───── Data extract ─────
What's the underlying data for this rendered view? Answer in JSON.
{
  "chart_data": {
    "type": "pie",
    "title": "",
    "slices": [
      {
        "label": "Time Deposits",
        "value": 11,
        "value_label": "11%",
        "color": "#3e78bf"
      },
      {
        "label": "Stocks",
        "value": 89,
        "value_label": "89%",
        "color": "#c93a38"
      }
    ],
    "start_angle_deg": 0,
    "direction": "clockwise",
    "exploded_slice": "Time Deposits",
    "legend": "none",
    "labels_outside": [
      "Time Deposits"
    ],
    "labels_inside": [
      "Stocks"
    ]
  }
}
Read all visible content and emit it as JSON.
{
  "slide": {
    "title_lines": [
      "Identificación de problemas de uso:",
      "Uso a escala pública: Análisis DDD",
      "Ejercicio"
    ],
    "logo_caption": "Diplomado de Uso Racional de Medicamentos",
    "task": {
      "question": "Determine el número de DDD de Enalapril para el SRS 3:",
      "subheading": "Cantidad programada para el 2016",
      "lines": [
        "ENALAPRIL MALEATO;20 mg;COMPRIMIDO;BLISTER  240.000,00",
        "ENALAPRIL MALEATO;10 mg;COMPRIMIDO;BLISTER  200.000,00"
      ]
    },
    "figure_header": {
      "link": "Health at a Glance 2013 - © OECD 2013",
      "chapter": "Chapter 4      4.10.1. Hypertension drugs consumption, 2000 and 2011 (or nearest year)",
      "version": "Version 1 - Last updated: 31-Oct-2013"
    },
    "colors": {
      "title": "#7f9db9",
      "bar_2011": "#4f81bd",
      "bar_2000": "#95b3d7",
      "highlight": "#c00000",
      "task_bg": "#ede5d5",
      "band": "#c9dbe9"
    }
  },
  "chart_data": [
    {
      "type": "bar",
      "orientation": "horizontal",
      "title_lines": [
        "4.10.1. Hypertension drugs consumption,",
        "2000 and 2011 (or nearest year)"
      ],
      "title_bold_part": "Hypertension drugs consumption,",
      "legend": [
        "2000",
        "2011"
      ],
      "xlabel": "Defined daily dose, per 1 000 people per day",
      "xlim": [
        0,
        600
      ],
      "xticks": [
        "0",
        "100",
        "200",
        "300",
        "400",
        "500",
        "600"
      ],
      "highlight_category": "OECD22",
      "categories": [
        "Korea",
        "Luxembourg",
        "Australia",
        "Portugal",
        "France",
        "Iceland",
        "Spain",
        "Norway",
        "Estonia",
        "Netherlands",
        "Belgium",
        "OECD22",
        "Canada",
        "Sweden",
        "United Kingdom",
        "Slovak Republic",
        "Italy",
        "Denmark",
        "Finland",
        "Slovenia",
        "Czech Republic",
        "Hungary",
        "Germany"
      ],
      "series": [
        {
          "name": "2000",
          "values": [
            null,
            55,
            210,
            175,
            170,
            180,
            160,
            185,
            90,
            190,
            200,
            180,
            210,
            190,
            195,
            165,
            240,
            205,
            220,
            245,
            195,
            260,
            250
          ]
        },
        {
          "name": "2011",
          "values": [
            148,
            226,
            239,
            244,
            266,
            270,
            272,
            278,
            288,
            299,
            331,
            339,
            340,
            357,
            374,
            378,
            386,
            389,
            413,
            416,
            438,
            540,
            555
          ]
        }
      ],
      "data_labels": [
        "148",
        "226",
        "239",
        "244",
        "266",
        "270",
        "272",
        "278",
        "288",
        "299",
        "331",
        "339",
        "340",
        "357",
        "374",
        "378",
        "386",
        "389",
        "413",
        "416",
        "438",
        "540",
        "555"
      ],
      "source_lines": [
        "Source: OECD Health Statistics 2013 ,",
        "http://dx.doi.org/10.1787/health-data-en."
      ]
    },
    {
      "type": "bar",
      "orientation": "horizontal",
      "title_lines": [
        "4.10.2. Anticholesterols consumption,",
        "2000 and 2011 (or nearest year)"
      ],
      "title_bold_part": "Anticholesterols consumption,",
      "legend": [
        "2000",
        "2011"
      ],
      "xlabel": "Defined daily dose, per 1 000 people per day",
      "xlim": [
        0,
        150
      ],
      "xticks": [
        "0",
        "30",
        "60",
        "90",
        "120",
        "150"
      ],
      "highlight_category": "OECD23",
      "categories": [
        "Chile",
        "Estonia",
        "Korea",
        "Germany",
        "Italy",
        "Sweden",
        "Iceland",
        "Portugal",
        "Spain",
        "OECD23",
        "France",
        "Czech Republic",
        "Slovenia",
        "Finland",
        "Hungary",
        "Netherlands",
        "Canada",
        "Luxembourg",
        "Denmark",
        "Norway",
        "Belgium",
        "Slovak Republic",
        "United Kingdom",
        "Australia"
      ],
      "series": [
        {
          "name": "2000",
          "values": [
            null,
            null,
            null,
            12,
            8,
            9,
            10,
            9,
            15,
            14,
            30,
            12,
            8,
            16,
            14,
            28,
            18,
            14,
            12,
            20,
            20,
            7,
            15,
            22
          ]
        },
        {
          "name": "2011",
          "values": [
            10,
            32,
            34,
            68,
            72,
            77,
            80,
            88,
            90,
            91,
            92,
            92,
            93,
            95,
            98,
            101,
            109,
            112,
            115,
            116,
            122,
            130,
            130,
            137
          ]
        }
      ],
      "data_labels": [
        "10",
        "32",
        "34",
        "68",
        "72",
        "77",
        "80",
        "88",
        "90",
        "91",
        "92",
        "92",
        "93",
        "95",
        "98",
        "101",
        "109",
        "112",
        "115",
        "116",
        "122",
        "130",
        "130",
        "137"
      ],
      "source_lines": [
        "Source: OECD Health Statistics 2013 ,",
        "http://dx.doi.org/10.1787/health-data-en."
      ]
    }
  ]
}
─────
:: Set task ::
Please output every record, keeping each line exact.

:: Written answer ::
What's the underlying data for this rendered view? Answer in JSON.
{
  "chart_data": {
    "type": "pie",
    "title": "",
    "slices": [
      {
        "label": "Time Deposits",
        "value": 11,
        "value_label": "11%",
        "color": "#3e78bf"
      },
      {
        "label": "Stocks",
        "value": 89,
        "value_label": "89%",
        "color": "#c93a38"
      }
    ],
    "start_angle_deg": 0,
    "direction": "clockwise",
    "exploded_slice": "Time Deposits",
    "legend": "none",
    "labels_outside": [
      "Time Deposits"
    ],
    "labels_inside": [
      "Stocks"
    ]
  }
}
Read all visible content and emit it as JSON.
{
  "slide": {
    "title_lines": [
      "Identificación de problemas de uso:",
      "Uso a escala pública: Análisis DDD",
      "Ejercicio"
    ],
    "logo_caption": "Diplomado de Uso Racional de Medicamentos",
    "task": {
      "question": "Determine el número de DDD de Enalapril para el SRS 3:",
      "subheading": "Cantidad programada para el 2016",
      "lines": [
        "ENALAPRIL MALEATO;20 mg;COMPRIMIDO;BLISTER  240.000,00",
        "ENALAPRIL MALEATO;10 mg;COMPRIMIDO;BLISTER  200.000,00"
      ]
    },
    "figure_header": {
      "link": "Health at a Glance 2013 - © OECD 2013",
      "chapter": "Chapter 4      4.10.1. Hypertension drugs consumption, 2000 and 2011 (or nearest year)",
      "version": "Version 1 - Last updated: 31-Oct-2013"
    },
    "colors": {
      "title": "#7f9db9",
      "bar_2011": "#4f81bd",
      "bar_2000": "#95b3d7",
      "highlight": "#c00000",
      "task_bg": "#ede5d5",
      "band": "#c9dbe9"
    }
  },
  "chart_data": [
    {
      "type": "bar",
      "orientation": "horizontal",
      "title_lines": [
        "4.10.1. Hypertension drugs consumption,",
        "2000 and 2011 (or nearest year)"
      ],
      "title_bold_part": "Hypertension drugs consumption,",
      "legend": [
        "2000",
        "2011"
      ],
      "xlabel": "Defined daily dose, per 1 000 people per day",
      "xlim": [
        0,
        600
      ],
      "xticks": [
        "0",
        "100",
        "200",
        "300",
        "400",
        "500",
        "600"
      ],
      "highlight_category": "OECD22",
      "categories": [
        "Korea",
        "Luxembourg",
        "Australia",
        "Portugal",
        "France",
        "Iceland",
        "Spain",
        "Norway",
        "Estonia",
        "Netherlands",
        "Belgium",
        "OECD22",
        "Canada",
        "Sweden",
        "United Kingdom",
        "Slovak Republic",
        "Italy",
        "Denmark",
        "Finland",
        "Slovenia",
        "Czech Republic",
        "Hungary",
        "Germany"
      ],
      "series": [
        {
          "name": "2000",
          "values": [
            null,
            55,
            210,
            175,
            170,
            180,
            160,
            185,
            90,
            190,
            200,
            180,
            210,
            190,
            195,
            165,
            240,
            205,
            220,
            245,
            195,
            260,
            250
          ]
        },
        {
          "name": "2011",
          "values": [
            148,
            226,
            239,
            244,
            266,
            270,
            272,
            278,
            288,
            299,
            331,
            339,
            340,
            357,
            374,
            378,
            386,
            389,
            413,
            416,
            438,
            540,
            555
          ]
        }
      ],
      "data_labels": [
        "148",
        "226",
        "239",
        "244",
        "266",
        "270",
        "272",
        "278",
        "288",
        "299",
        "331",
        "339",
        "340",
        "357",
        "374",
        "378",
        "386",
        "389",
        "413",
        "416",
        "438",
        "540",
        "555"
      ],
      "source_lines": [
        "Source: OECD Health Statistics 2013 ,",
        "http://dx.doi.org/10.1787/health-data-en."
      ]
    },
    {
      "type": "bar",
      "orientation": "horizontal",
      "title_lines": [
        "4.10.2. Anticholesterols consumption,",
        "2000 and 2011 (or nearest year)"
      ],
      "title_bold_part": "Anticholesterols consumption,",
      "legend": [
        "2000",
        "2011"
      ],
      "xlabel": "Defined daily dose, per 1 000 people per day",
      "xlim": [
        0,
        150
      ],
      "xticks": [
        "0",
        "30",
        "60",
        "90",
        "120",
        "150"
      ],
      "highlight_category": "OECD23",
      "categories": [
        "Chile",
        "Estonia",
        "Korea",
        "Germany",
        "Italy",
        "Sweden",
        "Iceland",
        "Portugal",
        "Spain",
        "OECD23",
        "France",
        "Czech Republic",
        "Slovenia",
        "Finland",
        "Hungary",
        "Netherlands",
        "Canada",
        "Luxembourg",
        "Denmark",
        "Norway",
        "Belgium",
        "Slovak Republic",
        "United Kingdom",
        "Australia"
      ],
      "series": [
        {
          "name": "2000",
          "values": [
            null,
            null,
            null,
            12,
            8,
            9,
            10,
            9,
            15,
            14,
            30,
            12,
            8,
            16,
            14,
            28,
            18,
            14,
            12,
            20,
            20,
            7,
            15,
            22
          ]
        },
        {
          "name": "2011",
          "values": [
            10,
            32,
            34,
            68,
            72,
            77,
            80,
            88,
            90,
            91,
            92,
            92,
            93,
            95,
            98,
            101,
            109,
            112,
            115,
            116,
            122,
            130,
            130,
            137
          ]
        }
      ],
      "data_labels": [
        "10",
        "32",
        "34",
        "68",
        "72",
        "77",
        "80",
        "88",
        "90",
        "91",
        "92",
        "92",
        "93",
        "95",
        "98",
        "101",
        "109",
        "112",
        "115",
        "116",
        "122",
        "130",
        "130",
        "137"
      ],
      "source_lines": [
        "Source: OECD Health Statistics 2013 ,",
        "http://dx.doi.org/10.1787/health-data-en."
      ]
    }
  ]
}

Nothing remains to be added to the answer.